## DIRECTIONS
Pictures aside, write out every record exactly as it appears.

## DATASET EXTRACT
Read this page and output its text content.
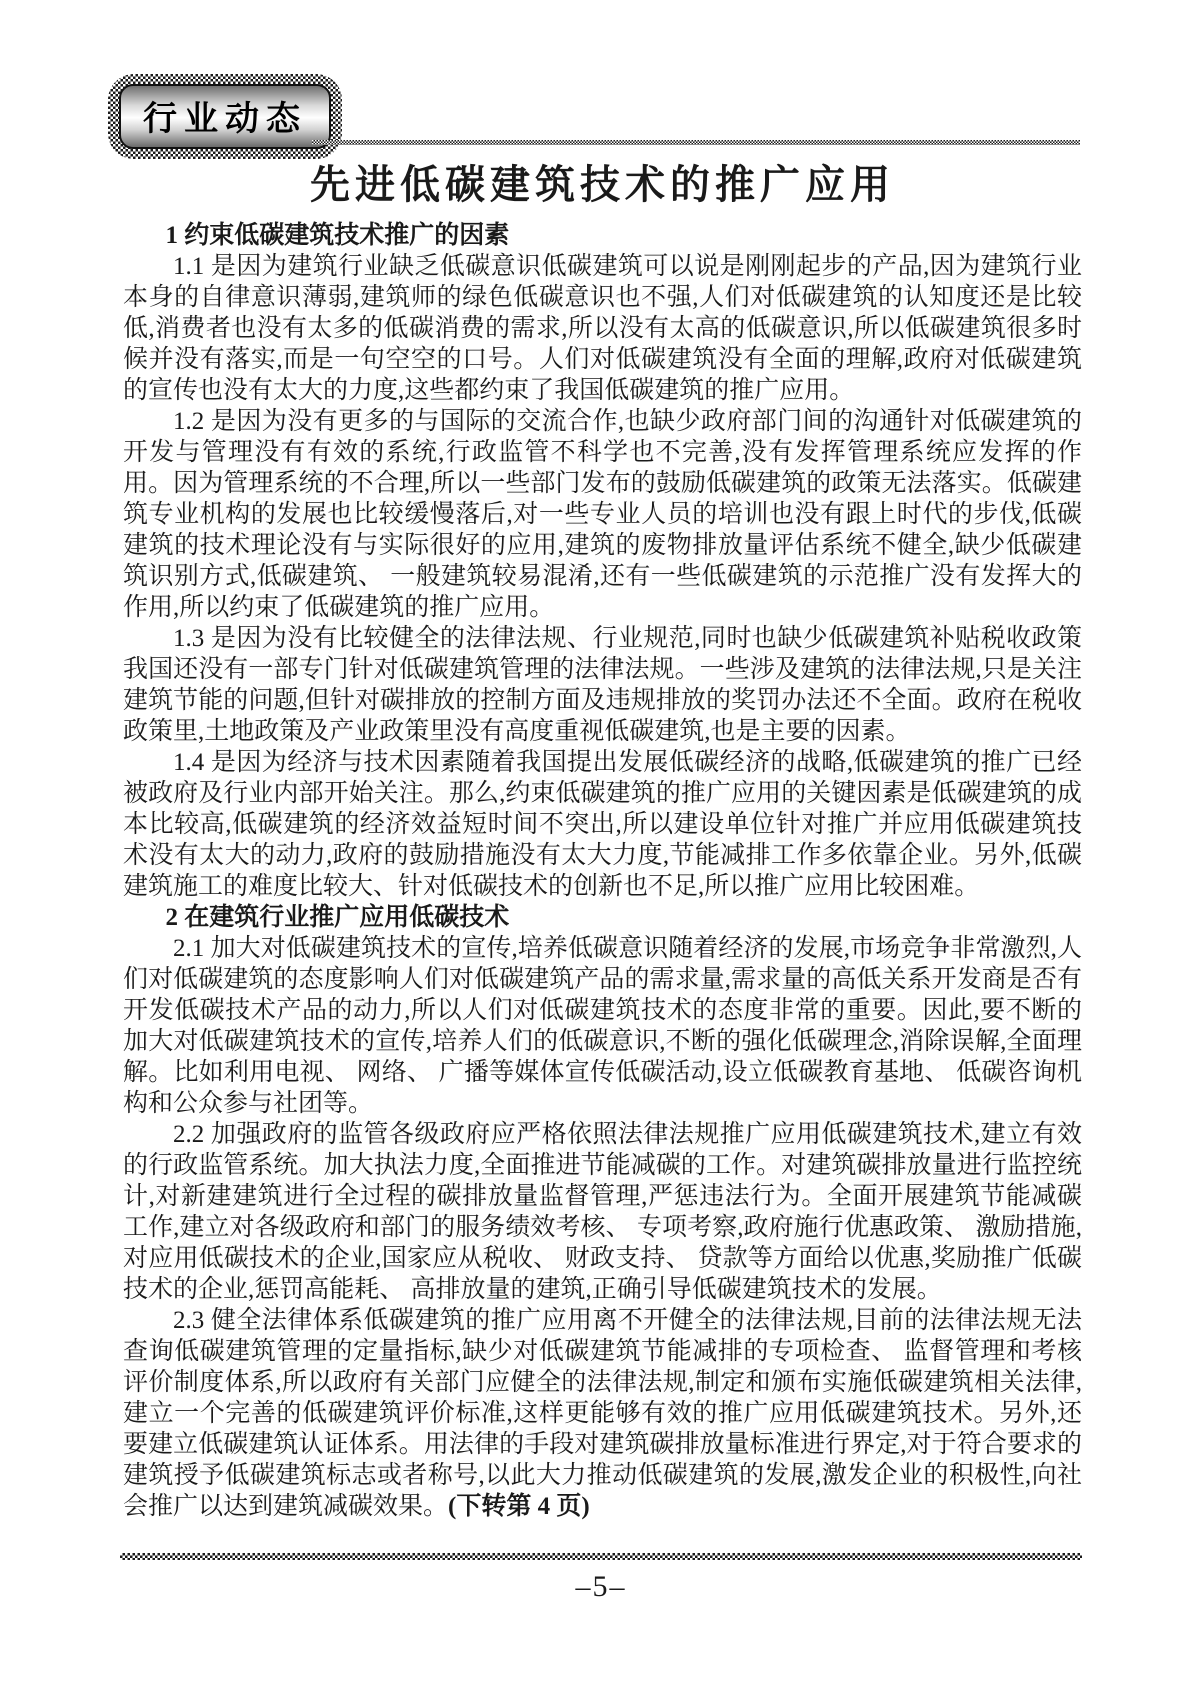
行业动态
先进低碳建筑技术的推广应用
1 约束低碳建筑技术推广的因素

1.1 是因为建筑行业缺乏低碳意识低碳建筑可以说是刚刚起步的产品,因为建筑行业本身的自律意识薄弱,建筑师的绿色低碳意识也不强,人们对低碳建筑的认知度还是比较低,消费者也没有太多的低碳消费的需求,所以没有太高的低碳意识,所以低碳建筑很多时候并没有落实,而是一句空空的口号。人们对低碳建筑没有全面的理解,政府对低碳建筑的宣传也没有太大的力度,这些都约束了我国低碳建筑的推广应用。

1.2 是因为没有更多的与国际的交流合作,也缺少政府部门间的沟通针对低碳建筑的开发与管理没有有效的系统,行政监管不科学也不完善,没有发挥管理系统应发挥的作用。因为管理系统的不合理,所以一些部门发布的鼓励低碳建筑的政策无法落实。低碳建筑专业机构的发展也比较缓慢落后,对一些专业人员的培训也没有跟上时代的步伐,低碳建筑的技术理论没有与实际很好的应用,建筑的废物排放量评估系统不健全,缺少低碳建筑识别方式,低碳建筑、 一般建筑较易混淆,还有一些低碳建筑的示范推广没有发挥大的作用,所以约束了低碳建筑的推广应用。

1.3 是因为没有比较健全的法律法规、行业规范,同时也缺少低碳建筑补贴税收政策我国还没有一部专门针对低碳建筑管理的法律法规。一些涉及建筑的法律法规,只是关注建筑节能的问题,但针对碳排放的控制方面及违规排放的奖罚办法还不全面。政府在税收政策里,土地政策及产业政策里没有高度重视低碳建筑,也是主要的因素。

1.4 是因为经济与技术因素随着我国提出发展低碳经济的战略,低碳建筑的推广已经被政府及行业内部开始关注。那么,约束低碳建筑的推广应用的关键因素是低碳建筑的成本比较高,低碳建筑的经济效益短时间不突出,所以建设单位针对推广并应用低碳建筑技术没有太大的动力,政府的鼓励措施没有太大力度,节能减排工作多依靠企业。另外,低碳建筑施工的难度比较大、针对低碳技术的创新也不足,所以推广应用比较困难。

2 在建筑行业推广应用低碳技术

2.1 加大对低碳建筑技术的宣传,培养低碳意识随着经济的发展,市场竞争非常激烈,人们对低碳建筑的态度影响人们对低碳建筑产品的需求量,需求量的高低关系开发商是否有开发低碳技术产品的动力,所以人们对低碳建筑技术的态度非常的重要。因此,要不断的加大对低碳建筑技术的宣传,培养人们的低碳意识,不断的强化低碳理念,消除误解,全面理解。比如利用电视、 网络、 广播等媒体宣传低碳活动,设立低碳教育基地、 低碳咨询机构和公众参与社团等。

2.2 加强政府的监管各级政府应严格依照法律法规推广应用低碳建筑技术,建立有效的行政监管系统。加大执法力度,全面推进节能减碳的工作。对建筑碳排放量进行监控统计,对新建建筑进行全过程的碳排放量监督管理,严惩违法行为。全面开展建筑节能减碳工作,建立对各级政府和部门的服务绩效考核、 专项考察,政府施行优惠政策、 激励措施,对应用低碳技术的企业,国家应从税收、 财政支持、 贷款等方面给以优惠,奖励推广低碳技术的企业,惩罚高能耗、 高排放量的建筑,正确引导低碳建筑技术的发展。

2.3 健全法律体系低碳建筑的推广应用离不开健全的法律法规,目前的法律法规无法查询低碳建筑管理的定量指标,缺少对低碳建筑节能减排的专项检查、 监督管理和考核评价制度体系,所以政府有关部门应健全的法律法规,制定和颁布实施低碳建筑相关法律,建立一个完善的低碳建筑评价标准,这样更能够有效的推广应用低碳建筑技术。另外,还要建立低碳建筑认证体系。用法律的手段对建筑碳排放量标准进行界定,对于符合要求的建筑授予低碳建筑标志或者称号,以此大力推动低碳建筑的发展,激发企业的积极性,向社会推广以达到建筑减碳效果。(下转第 4 页)

–5–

## WRITTEN SOLUTION
Read this page and output its text content.
行业动态
先进低碳建筑技术的推广应用
1 约束低碳建筑技术推广的因素

1.1 是因为建筑行业缺乏低碳意识低碳建筑可以说是刚刚起步的产品,因为建筑行业本身的自律意识薄弱,建筑师的绿色低碳意识也不强,人们对低碳建筑的认知度还是比较低,消费者也没有太多的低碳消费的需求,所以没有太高的低碳意识,所以低碳建筑很多时候并没有落实,而是一句空空的口号。人们对低碳建筑没有全面的理解,政府对低碳建筑的宣传也没有太大的力度,这些都约束了我国低碳建筑的推广应用。

1.2 是因为没有更多的与国际的交流合作,也缺少政府部门间的沟通针对低碳建筑的开发与管理没有有效的系统,行政监管不科学也不完善,没有发挥管理系统应发挥的作用。因为管理系统的不合理,所以一些部门发布的鼓励低碳建筑的政策无法落实。低碳建筑专业机构的发展也比较缓慢落后,对一些专业人员的培训也没有跟上时代的步伐,低碳建筑的技术理论没有与实际很好的应用,建筑的废物排放量评估系统不健全,缺少低碳建筑识别方式,低碳建筑、 一般建筑较易混淆,还有一些低碳建筑的示范推广没有发挥大的作用,所以约束了低碳建筑的推广应用。

1.3 是因为没有比较健全的法律法规、行业规范,同时也缺少低碳建筑补贴税收政策我国还没有一部专门针对低碳建筑管理的法律法规。一些涉及建筑的法律法规,只是关注建筑节能的问题,但针对碳排放的控制方面及违规排放的奖罚办法还不全面。政府在税收政策里,土地政策及产业政策里没有高度重视低碳建筑,也是主要的因素。

1.4 是因为经济与技术因素随着我国提出发展低碳经济的战略,低碳建筑的推广已经被政府及行业内部开始关注。那么,约束低碳建筑的推广应用的关键因素是低碳建筑的成本比较高,低碳建筑的经济效益短时间不突出,所以建设单位针对推广并应用低碳建筑技术没有太大的动力,政府的鼓励措施没有太大力度,节能减排工作多依靠企业。另外,低碳建筑施工的难度比较大、针对低碳技术的创新也不足,所以推广应用比较困难。

2 在建筑行业推广应用低碳技术

2.1 加大对低碳建筑技术的宣传,培养低碳意识随着经济的发展,市场竞争非常激烈,人们对低碳建筑的态度影响人们对低碳建筑产品的需求量,需求量的高低关系开发商是否有开发低碳技术产品的动力,所以人们对低碳建筑技术的态度非常的重要。因此,要不断的加大对低碳建筑技术的宣传,培养人们的低碳意识,不断的强化低碳理念,消除误解,全面理解。比如利用电视、 网络、 广播等媒体宣传低碳活动,设立低碳教育基地、 低碳咨询机构和公众参与社团等。

2.2 加强政府的监管各级政府应严格依照法律法规推广应用低碳建筑技术,建立有效的行政监管系统。加大执法力度,全面推进节能减碳的工作。对建筑碳排放量进行监控统计,对新建建筑进行全过程的碳排放量监督管理,严惩违法行为。全面开展建筑节能减碳工作,建立对各级政府和部门的服务绩效考核、 专项考察,政府施行优惠政策、 激励措施,对应用低碳技术的企业,国家应从税收、 财政支持、 贷款等方面给以优惠,奖励推广低碳技术的企业,惩罚高能耗、 高排放量的建筑,正确引导低碳建筑技术的发展。

2.3 健全法律体系低碳建筑的推广应用离不开健全的法律法规,目前的法律法规无法查询低碳建筑管理的定量指标,缺少对低碳建筑节能减排的专项检查、 监督管理和考核评价制度体系,所以政府有关部门应健全的法律法规,制定和颁布实施低碳建筑相关法律,建立一个完善的低碳建筑评价标准,这样更能够有效的推广应用低碳建筑技术。另外,还要建立低碳建筑认证体系。用法律的手段对建筑碳排放量标准进行界定,对于符合要求的建筑授予低碳建筑标志或者称号,以此大力推动低碳建筑的发展,激发企业的积极性,向社会推广以达到建筑减碳效果。(下转第 4 页)

–5–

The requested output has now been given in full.